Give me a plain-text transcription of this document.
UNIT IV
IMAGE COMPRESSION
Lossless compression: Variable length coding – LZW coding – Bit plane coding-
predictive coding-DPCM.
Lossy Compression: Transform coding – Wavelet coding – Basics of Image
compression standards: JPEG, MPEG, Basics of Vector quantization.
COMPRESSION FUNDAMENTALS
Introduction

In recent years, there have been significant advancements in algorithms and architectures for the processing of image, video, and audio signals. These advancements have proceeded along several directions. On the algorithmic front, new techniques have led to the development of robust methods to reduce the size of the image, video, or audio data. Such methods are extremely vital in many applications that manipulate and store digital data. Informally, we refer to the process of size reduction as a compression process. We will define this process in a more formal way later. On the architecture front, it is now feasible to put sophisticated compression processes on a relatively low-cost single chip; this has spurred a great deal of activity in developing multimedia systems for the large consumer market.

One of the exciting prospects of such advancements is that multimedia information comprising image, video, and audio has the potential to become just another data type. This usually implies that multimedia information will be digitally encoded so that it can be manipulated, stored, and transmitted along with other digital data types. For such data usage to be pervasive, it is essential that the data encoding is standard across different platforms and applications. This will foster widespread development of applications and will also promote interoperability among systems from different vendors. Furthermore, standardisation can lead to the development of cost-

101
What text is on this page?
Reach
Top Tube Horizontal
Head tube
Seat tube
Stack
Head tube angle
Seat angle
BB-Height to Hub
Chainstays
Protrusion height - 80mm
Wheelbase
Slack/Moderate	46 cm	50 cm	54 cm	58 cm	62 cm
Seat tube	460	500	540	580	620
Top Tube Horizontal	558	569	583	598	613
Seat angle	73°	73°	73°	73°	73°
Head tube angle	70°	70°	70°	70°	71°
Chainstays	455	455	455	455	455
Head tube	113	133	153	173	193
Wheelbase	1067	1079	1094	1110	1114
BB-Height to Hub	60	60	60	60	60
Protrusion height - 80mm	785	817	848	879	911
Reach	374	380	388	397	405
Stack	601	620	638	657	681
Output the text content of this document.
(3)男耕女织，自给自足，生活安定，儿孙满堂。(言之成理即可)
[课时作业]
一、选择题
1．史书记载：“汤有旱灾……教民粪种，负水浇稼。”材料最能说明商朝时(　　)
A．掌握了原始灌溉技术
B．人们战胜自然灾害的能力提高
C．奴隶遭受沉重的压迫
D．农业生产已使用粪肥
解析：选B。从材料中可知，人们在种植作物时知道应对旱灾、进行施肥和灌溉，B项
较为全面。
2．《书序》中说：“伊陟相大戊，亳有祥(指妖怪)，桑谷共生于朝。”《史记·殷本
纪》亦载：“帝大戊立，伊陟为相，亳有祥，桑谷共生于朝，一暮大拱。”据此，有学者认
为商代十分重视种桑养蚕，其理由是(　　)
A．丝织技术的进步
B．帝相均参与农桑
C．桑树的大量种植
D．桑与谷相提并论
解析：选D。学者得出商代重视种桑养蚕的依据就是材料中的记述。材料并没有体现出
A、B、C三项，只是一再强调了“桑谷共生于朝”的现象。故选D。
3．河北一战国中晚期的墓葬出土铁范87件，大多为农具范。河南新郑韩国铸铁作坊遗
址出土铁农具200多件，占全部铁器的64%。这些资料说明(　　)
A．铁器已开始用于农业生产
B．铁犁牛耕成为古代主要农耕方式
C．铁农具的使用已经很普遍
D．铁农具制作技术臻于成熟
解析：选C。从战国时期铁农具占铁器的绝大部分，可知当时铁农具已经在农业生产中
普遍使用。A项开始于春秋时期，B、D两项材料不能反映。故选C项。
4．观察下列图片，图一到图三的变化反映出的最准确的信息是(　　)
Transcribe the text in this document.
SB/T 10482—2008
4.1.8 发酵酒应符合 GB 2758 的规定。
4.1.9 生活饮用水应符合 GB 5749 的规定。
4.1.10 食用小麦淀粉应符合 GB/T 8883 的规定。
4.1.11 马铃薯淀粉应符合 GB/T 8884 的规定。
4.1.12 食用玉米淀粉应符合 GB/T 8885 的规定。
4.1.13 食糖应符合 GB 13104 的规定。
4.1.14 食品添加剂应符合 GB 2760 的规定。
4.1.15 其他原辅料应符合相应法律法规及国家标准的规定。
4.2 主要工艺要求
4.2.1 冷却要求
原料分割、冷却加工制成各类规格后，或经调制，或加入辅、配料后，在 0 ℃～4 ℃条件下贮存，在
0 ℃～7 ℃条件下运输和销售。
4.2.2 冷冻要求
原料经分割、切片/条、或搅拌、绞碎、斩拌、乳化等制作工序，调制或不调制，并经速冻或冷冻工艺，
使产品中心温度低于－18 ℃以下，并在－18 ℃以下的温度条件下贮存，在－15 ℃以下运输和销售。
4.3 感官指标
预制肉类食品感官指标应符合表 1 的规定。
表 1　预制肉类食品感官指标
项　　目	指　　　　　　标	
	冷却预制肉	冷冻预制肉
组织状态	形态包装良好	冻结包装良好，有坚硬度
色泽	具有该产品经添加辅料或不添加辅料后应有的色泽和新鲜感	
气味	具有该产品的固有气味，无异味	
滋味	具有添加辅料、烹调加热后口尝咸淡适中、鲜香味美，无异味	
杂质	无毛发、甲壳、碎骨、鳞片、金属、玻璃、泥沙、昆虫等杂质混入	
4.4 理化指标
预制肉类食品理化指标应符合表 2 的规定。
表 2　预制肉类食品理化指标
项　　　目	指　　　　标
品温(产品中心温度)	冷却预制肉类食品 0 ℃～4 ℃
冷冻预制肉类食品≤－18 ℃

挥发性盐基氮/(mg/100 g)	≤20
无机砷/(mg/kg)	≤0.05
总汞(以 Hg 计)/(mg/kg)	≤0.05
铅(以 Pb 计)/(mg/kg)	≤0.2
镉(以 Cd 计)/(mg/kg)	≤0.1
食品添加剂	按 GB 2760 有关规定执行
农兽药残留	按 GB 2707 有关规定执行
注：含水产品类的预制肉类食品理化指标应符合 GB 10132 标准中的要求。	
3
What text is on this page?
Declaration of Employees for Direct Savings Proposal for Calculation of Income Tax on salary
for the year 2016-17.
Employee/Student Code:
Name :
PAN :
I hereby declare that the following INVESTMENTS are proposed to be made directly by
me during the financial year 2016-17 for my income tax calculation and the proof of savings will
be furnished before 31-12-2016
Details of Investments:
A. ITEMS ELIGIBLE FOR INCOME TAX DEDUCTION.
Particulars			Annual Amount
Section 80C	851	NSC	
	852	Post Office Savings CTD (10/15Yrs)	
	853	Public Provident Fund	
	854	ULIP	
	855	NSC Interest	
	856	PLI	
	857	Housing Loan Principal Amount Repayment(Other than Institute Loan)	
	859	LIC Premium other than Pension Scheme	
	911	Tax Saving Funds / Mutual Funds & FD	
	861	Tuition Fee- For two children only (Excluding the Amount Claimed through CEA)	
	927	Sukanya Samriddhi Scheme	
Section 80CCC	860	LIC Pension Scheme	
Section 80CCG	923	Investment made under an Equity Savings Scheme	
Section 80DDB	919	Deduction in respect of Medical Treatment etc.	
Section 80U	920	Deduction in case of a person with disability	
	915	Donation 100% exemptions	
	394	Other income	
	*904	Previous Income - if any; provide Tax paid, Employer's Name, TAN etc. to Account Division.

□ □ □ □ □ □ □

> WHAT TO PRODUCE: Copy the data above in full, character for character.

> TASK ANSWER:
Give me a plain-text transcription of this document.
UNIT IV
IMAGE COMPRESSION
Lossless compression: Variable length coding – LZW coding – Bit plane coding-
predictive coding-DPCM.
Lossy Compression: Transform coding – Wavelet coding – Basics of Image
compression standards: JPEG, MPEG, Basics of Vector quantization.
COMPRESSION FUNDAMENTALS
Introduction

In recent years, there have been significant advancements in algorithms and architectures for the processing of image, video, and audio signals. These advancements have proceeded along several directions. On the algorithmic front, new techniques have led to the development of robust methods to reduce the size of the image, video, or audio data. Such methods are extremely vital in many applications that manipulate and store digital data. Informally, we refer to the process of size reduction as a compression process. We will define this process in a more formal way later. On the architecture front, it is now feasible to put sophisticated compression processes on a relatively low-cost single chip; this has spurred a great deal of activity in developing multimedia systems for the large consumer market.

One of the exciting prospects of such advancements is that multimedia information comprising image, video, and audio has the potential to become just another data type. This usually implies that multimedia information will be digitally encoded so that it can be manipulated, stored, and transmitted along with other digital data types. For such data usage to be pervasive, it is essential that the data encoding is standard across different platforms and applications. This will foster widespread development of applications and will also promote interoperability among systems from different vendors. Furthermore, standardisation can lead to the development of cost-

101
What text is on this page?
Reach
Top Tube Horizontal
Head tube
Seat tube
Stack
Head tube angle
Seat angle
BB-Height to Hub
Chainstays
Protrusion height - 80mm
Wheelbase
Slack/Moderate	46 cm	50 cm	54 cm	58 cm	62 cm
Seat tube	460	500	540	580	620
Top Tube Horizontal	558	569	583	598	613
Seat angle	73°	73°	73°	73°	73°
Head tube angle	70°	70°	70°	70°	71°
Chainstays	455	455	455	455	455
Head tube	113	133	153	173	193
Wheelbase	1067	1079	1094	1110	1114
BB-Height to Hub	60	60	60	60	60
Protrusion height - 80mm	785	817	848	879	911
Reach	374	380	388	397	405
Stack	601	620	638	657	681
Output the text content of this document.
(3)男耕女织，自给自足，生活安定，儿孙满堂。(言之成理即可)
[课时作业]
一、选择题
1．史书记载：“汤有旱灾……教民粪种，负水浇稼。”材料最能说明商朝时(　　)
A．掌握了原始灌溉技术
B．人们战胜自然灾害的能力提高
C．奴隶遭受沉重的压迫
D．农业生产已使用粪肥
解析：选B。从材料中可知，人们在种植作物时知道应对旱灾、进行施肥和灌溉，B项
较为全面。
2．《书序》中说：“伊陟相大戊，亳有祥(指妖怪)，桑谷共生于朝。”《史记·殷本
纪》亦载：“帝大戊立，伊陟为相，亳有祥，桑谷共生于朝，一暮大拱。”据此，有学者认
为商代十分重视种桑养蚕，其理由是(　　)
A．丝织技术的进步
B．帝相均参与农桑
C．桑树的大量种植
D．桑与谷相提并论
解析：选D。学者得出商代重视种桑养蚕的依据就是材料中的记述。材料并没有体现出
A、B、C三项，只是一再强调了“桑谷共生于朝”的现象。故选D。
3．河北一战国中晚期的墓葬出土铁范87件，大多为农具范。河南新郑韩国铸铁作坊遗
址出土铁农具200多件，占全部铁器的64%。这些资料说明(　　)
A．铁器已开始用于农业生产
B．铁犁牛耕成为古代主要农耕方式
C．铁农具的使用已经很普遍
D．铁农具制作技术臻于成熟
解析：选C。从战国时期铁农具占铁器的绝大部分，可知当时铁农具已经在农业生产中
普遍使用。A项开始于春秋时期，B、D两项材料不能反映。故选C项。
4．观察下列图片，图一到图三的变化反映出的最准确的信息是(　　)
Transcribe the text in this document.
SB/T 10482—2008
4.1.8 发酵酒应符合 GB 2758 的规定。
4.1.9 生活饮用水应符合 GB 5749 的规定。
4.1.10 食用小麦淀粉应符合 GB/T 8883 的规定。
4.1.11 马铃薯淀粉应符合 GB/T 8884 的规定。
4.1.12 食用玉米淀粉应符合 GB/T 8885 的规定。
4.1.13 食糖应符合 GB 13104 的规定。
4.1.14 食品添加剂应符合 GB 2760 的规定。
4.1.15 其他原辅料应符合相应法律法规及国家标准的规定。
4.2 主要工艺要求
4.2.1 冷却要求
原料分割、冷却加工制成各类规格后，或经调制，或加入辅、配料后，在 0 ℃～4 ℃条件下贮存，在
0 ℃～7 ℃条件下运输和销售。
4.2.2 冷冻要求
原料经分割、切片/条、或搅拌、绞碎、斩拌、乳化等制作工序，调制或不调制，并经速冻或冷冻工艺，
使产品中心温度低于－18 ℃以下，并在－18 ℃以下的温度条件下贮存，在－15 ℃以下运输和销售。
4.3 感官指标
预制肉类食品感官指标应符合表 1 的规定。
表 1　预制肉类食品感官指标
项　　目	指　　　　　　标	
	冷却预制肉	冷冻预制肉
组织状态	形态包装良好	冻结包装良好，有坚硬度
色泽	具有该产品经添加辅料或不添加辅料后应有的色泽和新鲜感	
气味	具有该产品的固有气味，无异味	
滋味	具有添加辅料、烹调加热后口尝咸淡适中、鲜香味美，无异味	
杂质	无毛发、甲壳、碎骨、鳞片、金属、玻璃、泥沙、昆虫等杂质混入	
4.4 理化指标
预制肉类食品理化指标应符合表 2 的规定。
表 2　预制肉类食品理化指标
项　　　目	指　　　　标
品温(产品中心温度)	冷却预制肉类食品 0 ℃～4 ℃
冷冻预制肉类食品≤－18 ℃

挥发性盐基氮/(mg/100 g)	≤20
无机砷/(mg/kg)	≤0.05
总汞(以 Hg 计)/(mg/kg)	≤0.05
铅(以 Pb 计)/(mg/kg)	≤0.2
镉(以 Cd 计)/(mg/kg)	≤0.1
食品添加剂	按 GB 2760 有关规定执行
农兽药残留	按 GB 2707 有关规定执行
注：含水产品类的预制肉类食品理化指标应符合 GB 10132 标准中的要求。	
3
What text is on this page?
Declaration of Employees for Direct Savings Proposal for Calculation of Income Tax on salary
for the year 2016-17.
Employee/Student Code:
Name :
PAN :
I hereby declare that the following INVESTMENTS are proposed to be made directly by
me during the financial year 2016-17 for my income tax calculation and the proof of savings will
be furnished before 31-12-2016
Details of Investments:
A. ITEMS ELIGIBLE FOR INCOME TAX DEDUCTION.
Particulars			Annual Amount
Section 80C	851	NSC	
	852	Post Office Savings CTD (10/15Yrs)	
	853	Public Provident Fund	
	854	ULIP	
	855	NSC Interest	
	856	PLI	
	857	Housing Loan Principal Amount Repayment(Other than Institute Loan)	
	859	LIC Premium other than Pension Scheme	
	911	Tax Saving Funds / Mutual Funds & FD	
	861	Tuition Fee- For two children only (Excluding the Amount Claimed through CEA)	
	927	Sukanya Samriddhi Scheme	
Section 80CCC	860	LIC Pension Scheme	
Section 80CCG	923	Investment made under an Equity Savings Scheme	
Section 80DDB	919	Deduction in respect of Medical Treatment etc.	
Section 80U	920	Deduction in case of a person with disability	
	915	Donation 100% exemptions	
	394	Other income	
	*904	Previous Income - if any; provide Tax paid, Employer's Name, TAN etc. to Account Division.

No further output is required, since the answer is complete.